= Required work =
For the data below, work out how many lines contain the word "text" and supply only that number.

= Records for this exercise =
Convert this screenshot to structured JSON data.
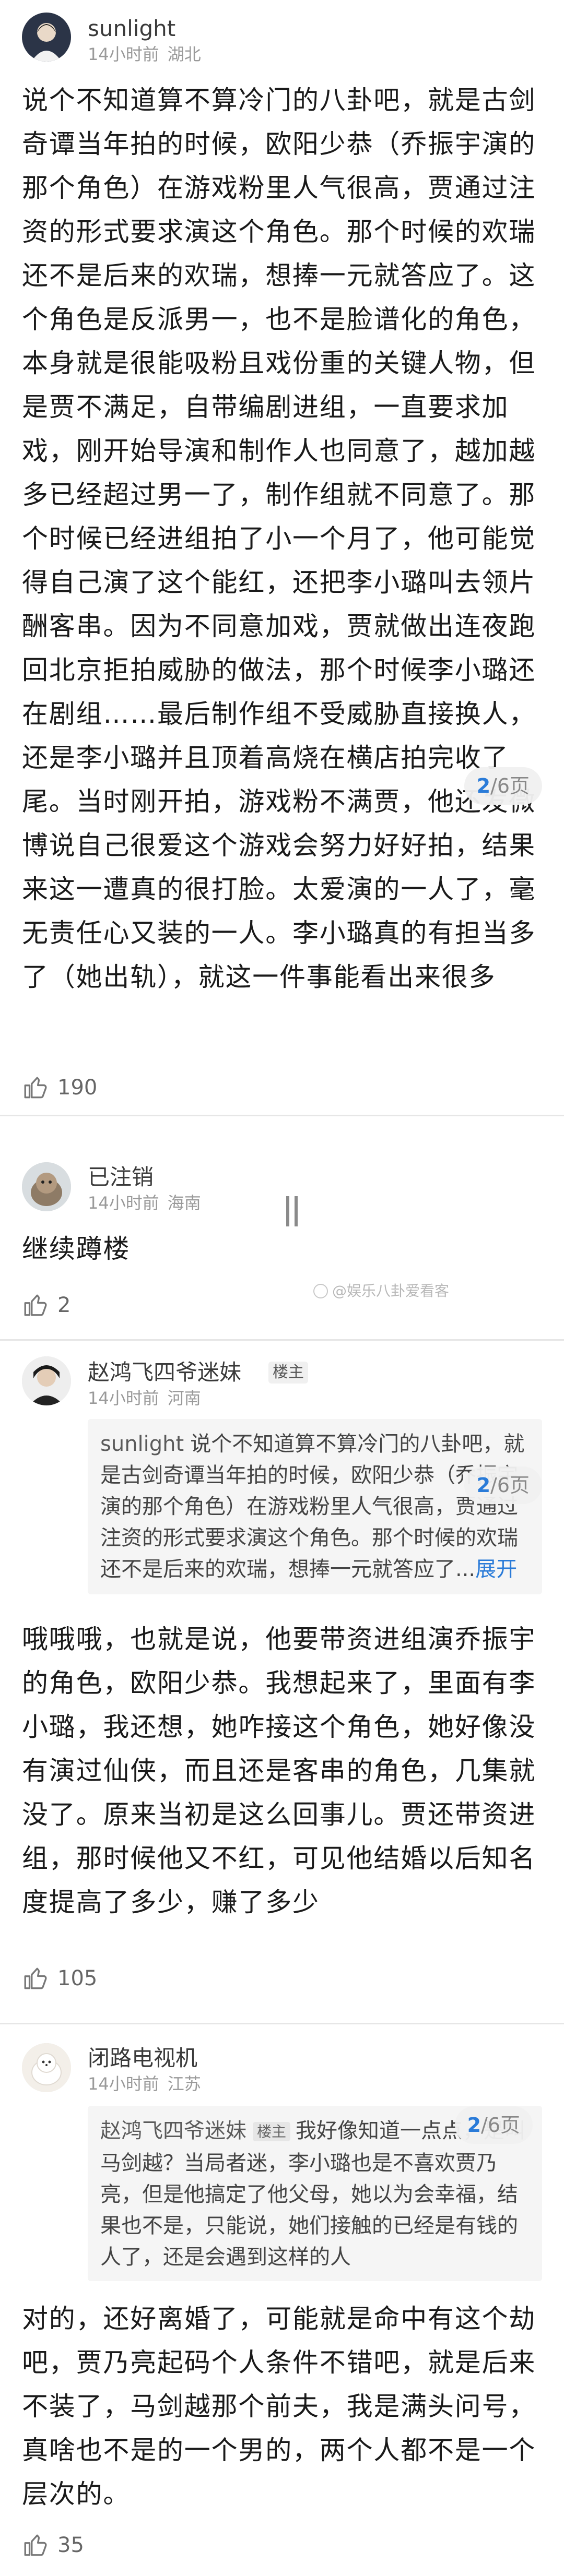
{
  "posts": [
    {
      "username": "sunlight",
      "time": "14小时前",
      "location": "湖北",
      "content": "说个不知道算不算冷门的八卦吧，就是古剑奇谭当年拍的时候，欧阳少恭（乔振宇演的那个角色）在游戏粉里人气很高，贾通过注资的形式要求演这个角色。那个时候的欢瑞还不是后来的欢瑞，想捧一元就答应了。这个角色是反派男一，也不是脸谱化的角色，本身就是很能吸粉且戏份重的关键人物，但是贾不满足，自带编剧进组，一直要求加戏，刚开始导演和制作人也同意了，越加越多已经超过男一了，制作组就不同意了。那个时候已经进组拍了小一个月了，他可能觉得自己演了这个能红，还把李小璐叫去领片酬客串。因为不同意加戏，贾就做出连夜跑回北京拒拍威胁的做法，那个时候李小璐还在剧组……最后制作组不受威胁直接换人，还是李小璐并且顶着高烧在横店拍完收了尾。当时刚开拍，游戏粉不满贾，他还发微博说自己很爱这个游戏会努力好好拍，结果来这一遭真的很打脸。太爱演的一人了，毫无责任心又装的一人。李小璐真的有担当多了（她出轨），就这一件事能看出来很多",
      "likes": "190"
    },
    {
      "username": "已注销",
      "time": "14小时前",
      "location": "海南",
      "content": "继续蹲楼",
      "likes": "2"
    },
    {
      "username": "赵鸿飞四爷迷妹",
      "badge": "楼主",
      "time": "14小时前",
      "location": "河南",
      "quote": {
        "author": "sunlight",
        "text": "说个不知道算不算冷门的八卦吧，就是古剑奇谭当年拍的时候，欧阳少恭（乔振宇演的那个角色）在游戏粉里人气很高，贾通过注资的形式要求演这个角色。那个时候的欢瑞还不是后来的欢瑞，想捧一元就答应了...",
        "expand": "展开"
      },
      "content": "哦哦哦，也就是说，他要带资进组演乔振宇的角色，欧阳少恭。我想起来了，里面有李小璐，我还想，她咋接这个角色，她好像没有演过仙侠，而且还是客串的角色，几集就没了。原来当初是这么回事儿。贾还带资进组，那时候他又不红，可见他结婚以后知名度提高了多少，赚了多少",
      "likes": "105"
    },
    {
      "username": "闭路电视机",
      "time": "14小时前",
      "location": "江苏",
      "quote": {
        "author": "赵鸿飞四爷迷妹",
        "badge": "楼主",
        "text": "我好像知道一点点，是叫马剑越？当局者迷，李小璐也是不喜欢贾乃亮，但是他搞定了他父母，她以为会幸福，结果也不是，只能说，她们接触的已经是有钱的人了，还是会遇到这样的人"
      },
      "content": "对的，还好离婚了，可能就是命中有这个劫吧，贾乃亮起码个人条件不错吧，就是后来不装了，马剑越那个前夫，我是满头问号，真啥也不是的一个男的，两个人都不是一个层次的。",
      "likes": "35"
    }
  ],
  "page_indicator": {
    "current": "2",
    "total": "/6页"
  },
  "watermark": "@娱乐八卦爱看客"
}
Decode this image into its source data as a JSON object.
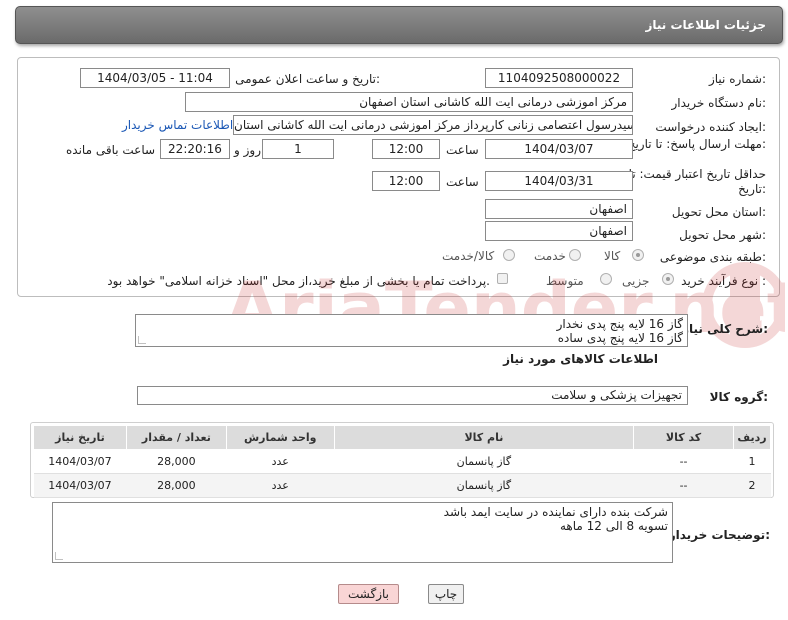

= Output below =
2